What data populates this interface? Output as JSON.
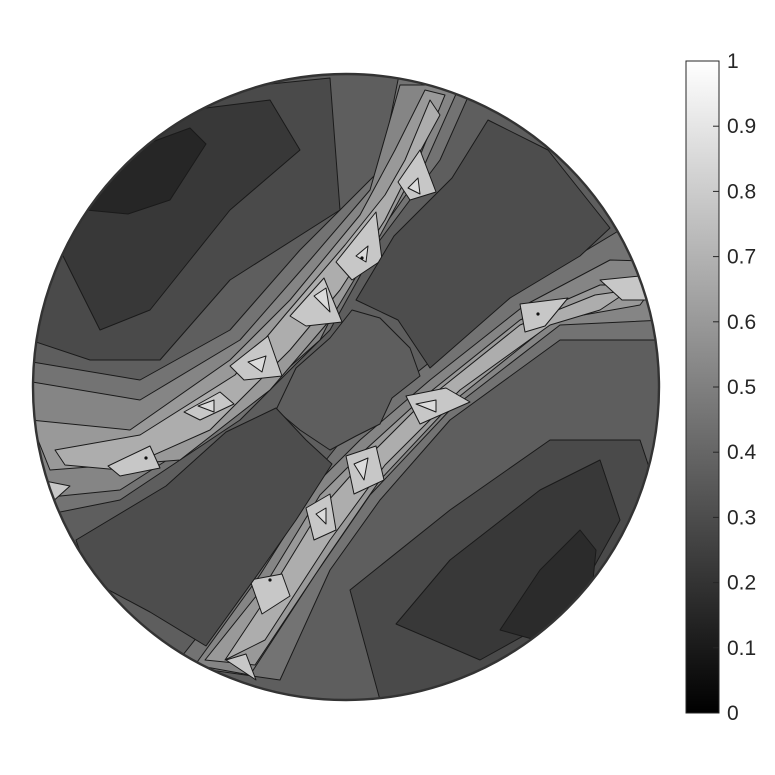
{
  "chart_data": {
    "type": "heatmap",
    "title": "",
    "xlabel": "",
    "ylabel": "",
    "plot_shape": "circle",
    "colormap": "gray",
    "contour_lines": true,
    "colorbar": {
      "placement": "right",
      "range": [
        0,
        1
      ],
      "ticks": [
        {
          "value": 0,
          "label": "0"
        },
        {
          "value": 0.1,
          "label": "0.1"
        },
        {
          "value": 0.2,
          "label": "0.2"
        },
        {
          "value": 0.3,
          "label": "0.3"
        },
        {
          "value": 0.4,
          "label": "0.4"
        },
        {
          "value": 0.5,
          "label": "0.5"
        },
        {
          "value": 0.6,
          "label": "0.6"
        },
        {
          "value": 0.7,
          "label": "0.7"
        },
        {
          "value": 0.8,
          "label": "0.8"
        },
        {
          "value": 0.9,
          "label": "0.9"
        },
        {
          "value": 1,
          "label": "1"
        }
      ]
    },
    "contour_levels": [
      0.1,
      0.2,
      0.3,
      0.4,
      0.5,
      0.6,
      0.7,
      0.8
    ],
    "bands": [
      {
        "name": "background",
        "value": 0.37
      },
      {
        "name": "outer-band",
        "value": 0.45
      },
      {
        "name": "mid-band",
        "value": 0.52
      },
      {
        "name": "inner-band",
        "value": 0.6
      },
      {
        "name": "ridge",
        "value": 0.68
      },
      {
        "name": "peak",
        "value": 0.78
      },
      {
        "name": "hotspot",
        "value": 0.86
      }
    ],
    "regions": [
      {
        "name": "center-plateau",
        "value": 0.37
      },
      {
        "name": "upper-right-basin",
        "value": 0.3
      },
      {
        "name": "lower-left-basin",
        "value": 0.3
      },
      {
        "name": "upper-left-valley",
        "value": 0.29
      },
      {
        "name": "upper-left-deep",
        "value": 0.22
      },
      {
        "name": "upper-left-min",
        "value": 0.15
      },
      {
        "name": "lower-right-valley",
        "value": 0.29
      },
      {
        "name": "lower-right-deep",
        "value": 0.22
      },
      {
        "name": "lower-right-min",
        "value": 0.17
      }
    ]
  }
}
────────────────────
Where a line in the entries holds the word "upper", copy that line.

OUTPUT OF THE EXERCISE:
        "name": "upper-right-basin",
        "name": "upper-left-valley",
        "name": "upper-left-deep",
        "name": "upper-left-min",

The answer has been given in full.